**STATED GOAL**
Count the lines in the listing below that contain the string "watermark", with case counting, and give only the number.

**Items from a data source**
____________________

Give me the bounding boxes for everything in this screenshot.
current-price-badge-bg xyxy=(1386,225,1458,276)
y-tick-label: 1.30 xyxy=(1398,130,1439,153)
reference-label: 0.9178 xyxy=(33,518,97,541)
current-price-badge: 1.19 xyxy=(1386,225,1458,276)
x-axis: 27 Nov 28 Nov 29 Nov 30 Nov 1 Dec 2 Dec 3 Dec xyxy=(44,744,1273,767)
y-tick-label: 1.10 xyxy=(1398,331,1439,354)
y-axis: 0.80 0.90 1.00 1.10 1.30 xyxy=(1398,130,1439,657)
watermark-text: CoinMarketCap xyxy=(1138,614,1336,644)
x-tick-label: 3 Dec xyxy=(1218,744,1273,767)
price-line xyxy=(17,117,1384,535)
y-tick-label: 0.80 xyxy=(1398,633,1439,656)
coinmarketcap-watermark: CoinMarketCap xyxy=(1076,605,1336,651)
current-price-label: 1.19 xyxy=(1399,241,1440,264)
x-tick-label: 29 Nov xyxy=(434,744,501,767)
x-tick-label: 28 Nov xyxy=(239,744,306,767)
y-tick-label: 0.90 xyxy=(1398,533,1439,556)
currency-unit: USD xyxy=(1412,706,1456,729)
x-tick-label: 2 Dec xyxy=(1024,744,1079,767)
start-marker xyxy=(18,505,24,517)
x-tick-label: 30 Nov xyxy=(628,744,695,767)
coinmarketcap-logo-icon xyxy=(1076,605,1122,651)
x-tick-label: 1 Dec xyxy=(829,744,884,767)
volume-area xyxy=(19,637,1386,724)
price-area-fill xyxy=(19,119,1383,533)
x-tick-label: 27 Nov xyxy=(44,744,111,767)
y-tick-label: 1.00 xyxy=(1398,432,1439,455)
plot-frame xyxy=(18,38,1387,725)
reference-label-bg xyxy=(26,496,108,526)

____________________

**SOLUTION**
2